PROBLEM SET:
**A)** Write out the part of the gauge re-registration issue thread from "I've put together" to "the log level.".
**B)** Condense the paragraph of the gauge re-registration issue thread that begins "In Vert.x (and Quarkus), we use gauges" into a shorter version, keeping its main facts.
**C)** Carry on the gauge re-registration issue thread, picking up right after its final sentence.

EXTRACT:
"""
Gauge re-registration warning can confuse users
Filing this issue after a conversation with @jonatan-ivanov in https://github.com/quarkusio/quarkus/issues/47504 and https://github.com/vert-x3/vertx-micrometer-metrics/issues/259
In Vert.x (and Quarkus), we use gauges to monitor things like pending messages in a message bus queue, active network connections, or active WebSockets. The need is similar to a counter, except it has the ability to decrease (internally, we use a LongAdder).
Because our users can enable/disable some tags in configuration, or customize meter ids with filters, we must be careful not to increment/decrement the wrong value.
For this reason we've built in Vert.x a small utility that allows to register a gauge as many times as needed and be sure to get the corresponding LongAdder.
I've put together a small reproducer that includes the utility in a project on GitHub: https://github.com/tsegismont/multiple-gauge-registration-warning
The problem is that, after https://github.com/micrometer-metrics/micrometer/pull/5617, a warning is logged when a gauge is re-registered, and it confuses some of our users (see the original reports in Vert.x and Quarkus).
I understand the rationale for this warning (as discussed in https://github.com/micrometer-metrics/micrometer/issues/5616) but I believe our use-case is valid. So, I'm starting this discussion in the hope to find a solution.
For obvious reasons, I'd rather not tell users to ignore the warning or raising the log level.
I can see two options:
- make it possible to mark a gauge as safe for multiple lookups in the builder, and make it possible to retrieve the monitored value
- introduce a new meter, hybrid between gauge and counter, that allows to increment and decrement values.
What do you think about this? Do you have other ideas?
I quickly looked into your reproducer and it seems you are tracking the number of active tasks (processed/pending messages). We have a component for this use-case it's called LongTaskTimer (ActiveTaskTimer could be a better name).
I modified your reproducer a little and used LongTaskTimer instead of Gauge: https://github.com/tsegismont/multiple-gauge-registration-warning/compare/master...jonatan-ivanov:micrometer-gh-6931-multiple-gauge-registration-warning:longtask-timer
I made the SPI context-aware but you can use something similar to LongGauges to get the LongTaskTimer.Sample instances. The output is a bit richer, instead of the number of pending tasks, you also get durations:
messagePending(LONG_TASK_TIMER)[address='foo']; active_tasks=1.0, duration=0.003666584 seconds, max=0.003694084 seconds
Thanks @jonatan-ivanov for your prompt reply.
To be honest, I had not considered LongTaskTimer, because of the name (and the implied timer nature). But it seems this could do the job for pending/active use-cases, at the expense of some metrics SPI changes for us.
Beyond the metrics SPI changes, I can see a couple of issues:
1/ users dashboards may be broken because metric names are going to change (value measurement renamed to active)
2/ we have a gauge that we create as derivative of another gauge: pool usage ratio (dividing the number of pooled resource in use by the max pool size)
"""
DATA SECTION:
"""
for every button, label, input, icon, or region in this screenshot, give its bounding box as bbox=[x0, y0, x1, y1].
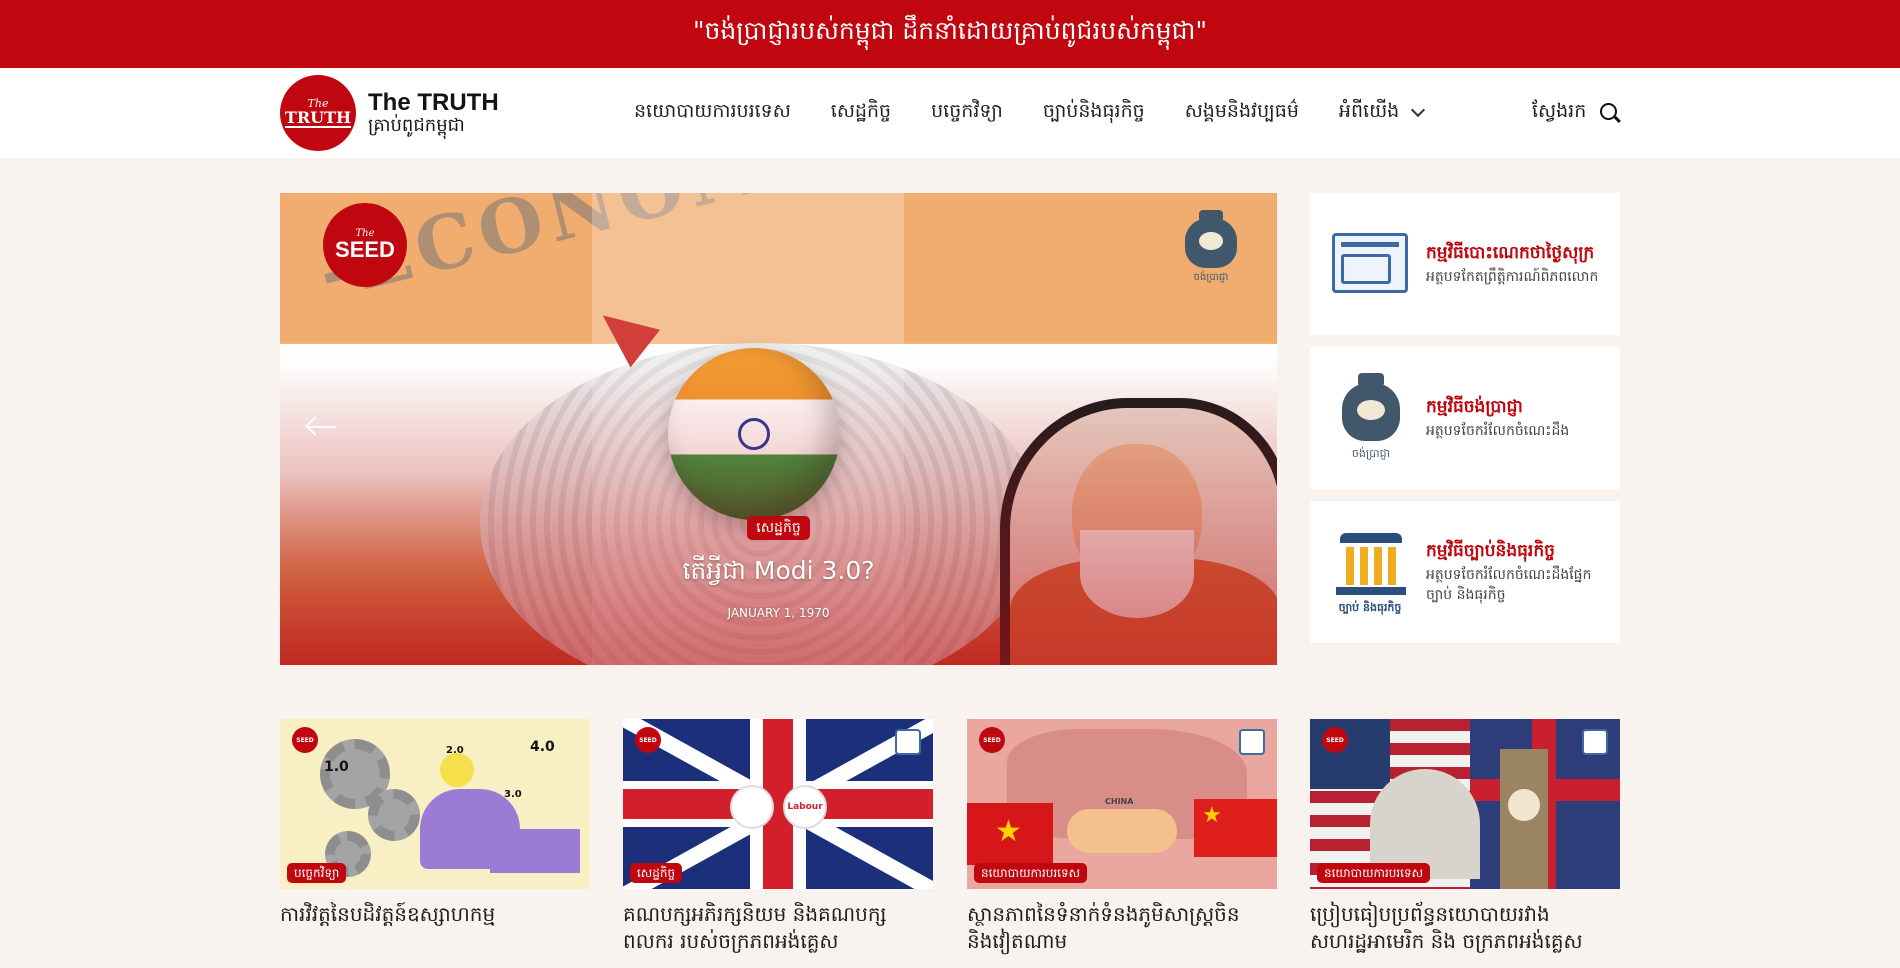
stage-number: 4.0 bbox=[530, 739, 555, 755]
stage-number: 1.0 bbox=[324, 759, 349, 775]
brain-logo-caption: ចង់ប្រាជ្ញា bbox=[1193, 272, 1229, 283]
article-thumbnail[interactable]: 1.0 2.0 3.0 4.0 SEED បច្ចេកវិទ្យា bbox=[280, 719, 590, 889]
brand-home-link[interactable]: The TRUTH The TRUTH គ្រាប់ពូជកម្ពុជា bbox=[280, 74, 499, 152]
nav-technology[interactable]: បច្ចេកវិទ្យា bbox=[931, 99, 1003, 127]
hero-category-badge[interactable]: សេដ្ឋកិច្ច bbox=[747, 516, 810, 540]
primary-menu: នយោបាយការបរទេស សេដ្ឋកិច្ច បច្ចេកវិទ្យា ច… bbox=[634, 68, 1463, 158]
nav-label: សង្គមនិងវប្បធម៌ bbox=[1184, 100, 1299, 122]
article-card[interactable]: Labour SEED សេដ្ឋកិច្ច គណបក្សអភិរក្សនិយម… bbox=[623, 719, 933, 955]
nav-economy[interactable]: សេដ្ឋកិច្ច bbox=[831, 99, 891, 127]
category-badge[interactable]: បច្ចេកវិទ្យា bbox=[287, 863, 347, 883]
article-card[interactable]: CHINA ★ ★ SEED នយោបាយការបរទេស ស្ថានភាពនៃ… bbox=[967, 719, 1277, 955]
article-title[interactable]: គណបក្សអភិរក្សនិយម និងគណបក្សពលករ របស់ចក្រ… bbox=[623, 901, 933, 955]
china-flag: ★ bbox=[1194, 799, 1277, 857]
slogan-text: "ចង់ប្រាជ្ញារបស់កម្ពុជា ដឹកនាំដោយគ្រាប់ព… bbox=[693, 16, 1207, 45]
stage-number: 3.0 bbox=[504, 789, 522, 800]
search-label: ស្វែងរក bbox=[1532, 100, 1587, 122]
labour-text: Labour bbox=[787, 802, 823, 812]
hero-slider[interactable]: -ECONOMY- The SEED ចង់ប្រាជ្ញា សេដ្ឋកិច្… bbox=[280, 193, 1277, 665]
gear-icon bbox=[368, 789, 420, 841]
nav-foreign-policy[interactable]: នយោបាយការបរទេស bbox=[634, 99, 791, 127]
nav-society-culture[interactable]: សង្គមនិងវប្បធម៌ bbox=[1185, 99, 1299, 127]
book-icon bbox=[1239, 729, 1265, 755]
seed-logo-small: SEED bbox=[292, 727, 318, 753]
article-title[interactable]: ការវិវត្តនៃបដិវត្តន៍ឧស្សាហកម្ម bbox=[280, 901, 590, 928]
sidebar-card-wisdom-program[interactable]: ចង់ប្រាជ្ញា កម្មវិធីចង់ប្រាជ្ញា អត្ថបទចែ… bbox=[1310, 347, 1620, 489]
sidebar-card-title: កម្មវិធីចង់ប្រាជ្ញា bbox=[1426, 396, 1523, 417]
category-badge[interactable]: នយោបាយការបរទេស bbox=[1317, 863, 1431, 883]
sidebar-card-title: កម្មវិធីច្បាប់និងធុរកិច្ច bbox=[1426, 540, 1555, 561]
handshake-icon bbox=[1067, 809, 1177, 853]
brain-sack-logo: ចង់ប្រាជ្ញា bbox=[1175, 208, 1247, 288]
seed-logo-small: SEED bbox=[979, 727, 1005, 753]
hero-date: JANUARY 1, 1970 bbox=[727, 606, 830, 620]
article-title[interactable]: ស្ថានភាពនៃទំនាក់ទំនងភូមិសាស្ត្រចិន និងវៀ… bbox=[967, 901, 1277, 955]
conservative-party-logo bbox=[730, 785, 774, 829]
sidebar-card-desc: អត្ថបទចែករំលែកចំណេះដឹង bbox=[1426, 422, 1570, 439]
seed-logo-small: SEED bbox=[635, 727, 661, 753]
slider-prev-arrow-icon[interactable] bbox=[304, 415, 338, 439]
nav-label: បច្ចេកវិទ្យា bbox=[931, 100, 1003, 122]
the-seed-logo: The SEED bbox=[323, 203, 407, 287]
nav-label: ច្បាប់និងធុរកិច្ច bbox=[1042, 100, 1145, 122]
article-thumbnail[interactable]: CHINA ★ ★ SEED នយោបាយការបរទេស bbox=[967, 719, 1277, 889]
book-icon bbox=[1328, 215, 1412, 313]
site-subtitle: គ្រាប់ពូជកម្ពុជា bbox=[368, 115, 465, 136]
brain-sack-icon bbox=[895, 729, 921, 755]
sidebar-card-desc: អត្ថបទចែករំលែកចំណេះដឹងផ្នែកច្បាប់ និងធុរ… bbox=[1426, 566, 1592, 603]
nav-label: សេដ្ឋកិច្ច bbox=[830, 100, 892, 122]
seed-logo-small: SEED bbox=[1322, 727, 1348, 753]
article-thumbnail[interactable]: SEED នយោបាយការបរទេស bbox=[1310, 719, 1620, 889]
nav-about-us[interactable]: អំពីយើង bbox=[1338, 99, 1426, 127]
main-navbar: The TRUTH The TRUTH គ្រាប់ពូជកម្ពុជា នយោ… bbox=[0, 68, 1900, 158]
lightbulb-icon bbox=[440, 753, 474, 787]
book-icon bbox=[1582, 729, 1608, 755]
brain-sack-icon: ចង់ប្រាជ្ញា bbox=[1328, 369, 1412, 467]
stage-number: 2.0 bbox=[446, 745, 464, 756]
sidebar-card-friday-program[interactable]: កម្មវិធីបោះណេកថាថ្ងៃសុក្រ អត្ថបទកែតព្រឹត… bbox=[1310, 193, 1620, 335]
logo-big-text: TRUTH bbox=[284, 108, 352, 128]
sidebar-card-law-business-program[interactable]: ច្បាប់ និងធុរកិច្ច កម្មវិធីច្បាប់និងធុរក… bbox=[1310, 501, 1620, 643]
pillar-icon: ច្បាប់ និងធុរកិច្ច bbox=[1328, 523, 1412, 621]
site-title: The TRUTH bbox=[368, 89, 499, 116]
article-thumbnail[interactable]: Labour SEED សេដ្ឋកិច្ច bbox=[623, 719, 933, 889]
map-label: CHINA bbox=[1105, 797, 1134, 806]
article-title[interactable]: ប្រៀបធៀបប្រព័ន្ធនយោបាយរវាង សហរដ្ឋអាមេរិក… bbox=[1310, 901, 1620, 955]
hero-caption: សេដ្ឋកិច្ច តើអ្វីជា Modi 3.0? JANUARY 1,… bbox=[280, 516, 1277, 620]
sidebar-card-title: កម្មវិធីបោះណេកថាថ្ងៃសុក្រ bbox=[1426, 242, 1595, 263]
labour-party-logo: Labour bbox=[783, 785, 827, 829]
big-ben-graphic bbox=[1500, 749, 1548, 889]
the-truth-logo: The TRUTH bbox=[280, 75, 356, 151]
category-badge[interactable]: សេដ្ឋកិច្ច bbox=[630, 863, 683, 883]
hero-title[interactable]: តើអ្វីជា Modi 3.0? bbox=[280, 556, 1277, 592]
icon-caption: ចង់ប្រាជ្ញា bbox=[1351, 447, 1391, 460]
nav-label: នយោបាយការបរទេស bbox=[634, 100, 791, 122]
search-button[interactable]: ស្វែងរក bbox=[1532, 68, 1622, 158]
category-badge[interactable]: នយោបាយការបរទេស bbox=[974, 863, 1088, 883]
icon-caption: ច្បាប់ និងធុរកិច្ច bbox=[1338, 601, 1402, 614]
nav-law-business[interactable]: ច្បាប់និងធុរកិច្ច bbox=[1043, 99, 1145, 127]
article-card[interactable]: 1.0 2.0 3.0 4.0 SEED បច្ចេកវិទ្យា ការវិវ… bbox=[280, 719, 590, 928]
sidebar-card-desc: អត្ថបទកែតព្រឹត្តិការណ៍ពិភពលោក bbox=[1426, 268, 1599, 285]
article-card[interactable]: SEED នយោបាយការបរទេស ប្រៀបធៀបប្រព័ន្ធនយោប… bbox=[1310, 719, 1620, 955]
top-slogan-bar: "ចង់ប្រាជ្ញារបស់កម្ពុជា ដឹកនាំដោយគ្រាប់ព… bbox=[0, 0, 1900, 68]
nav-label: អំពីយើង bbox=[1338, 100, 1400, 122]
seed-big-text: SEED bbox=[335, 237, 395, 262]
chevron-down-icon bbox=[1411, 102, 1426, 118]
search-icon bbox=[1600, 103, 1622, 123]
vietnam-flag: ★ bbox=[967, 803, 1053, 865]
"""
EXPECTED RESULTS:
**A)**
I've put together a small reproducer that includes the utility in a project on GitHub: https://github.com/tsegismont/multiple-gauge-registration-warning
The problem is that, after https://github.com/micrometer-metrics/micrometer/pull/5617, a warning is logged when a gauge is re-registered, and it confuses some of our users (see the original reports in Vert.x and Quarkus).
I understand the rationale for this warning (as discussed in https://github.com/micrometer-metrics/micrometer/issues/5616) but I believe our use-case is valid. So, I'm starting this discussion in the hope to find a solution.
For obvious reasons, I'd rather not tell users to ignore the warning or raising the log level.

**B)** Vert.x and Quarkus use gauges to track pending message-bus queue messages, active network connections, and active WebSockets. These gauges work like counters that can also decrease, and they rely internally on a LongAdder.

**C)**
3/ it wouldn't work when you need to control the value of increments, or the value is never decremented
Yes, the name does not reflect all the use-cases but we cannot change it unfortunately.
1/ You are right, this is a breaking change for the dashboards/alerts/everything that depends on those time-series. 2-3/ Not sure I understand this, could you please show me an example?
I took another look and I think I was able to implement this using a MultiGauge without breaking the SPI or the output, could you please take a look?
https://github.com/tsegismont/multiple-gauge-registration-warning/compare/master...jonatan-ivanov:micrometer-gh-6931-multiple-gauge-registration-warning:multigauge
Yes, the name does not reflect all the use-cases but we cannot change it unfortunately.
That's unfortunate but I understand: this happens more often than not when we developers name things 😉
1/ You are right, this is a breaking change for the dashboards/alerts/everything that depends on those time-series.
Thanks for confirming.
2-3/ Not sure I understand this, could you please show me an example?
Sure. We currently have a gauge that reports the number of used connections in pool. When the maximum pool size is known, we also create a gauge that reports the pool usage ratio (computed as the number of used connections divided by the maximum pool size). If the gauge that reports the number of used connections is transformed into a LongTaskTimer, I'm not sure we could compute such the derivative (ratio).
I took another look and I think I was able to implement this using a
MultiGaugewithout breaking the SPI or the output, could you please take a look? tsegismont/[email protected]:micrometer-gh-6931-multiple-gauge-registration-warning:multigauge
It wouldn't work because Micrometer would publish one of the values stored, instead of aggregating the values.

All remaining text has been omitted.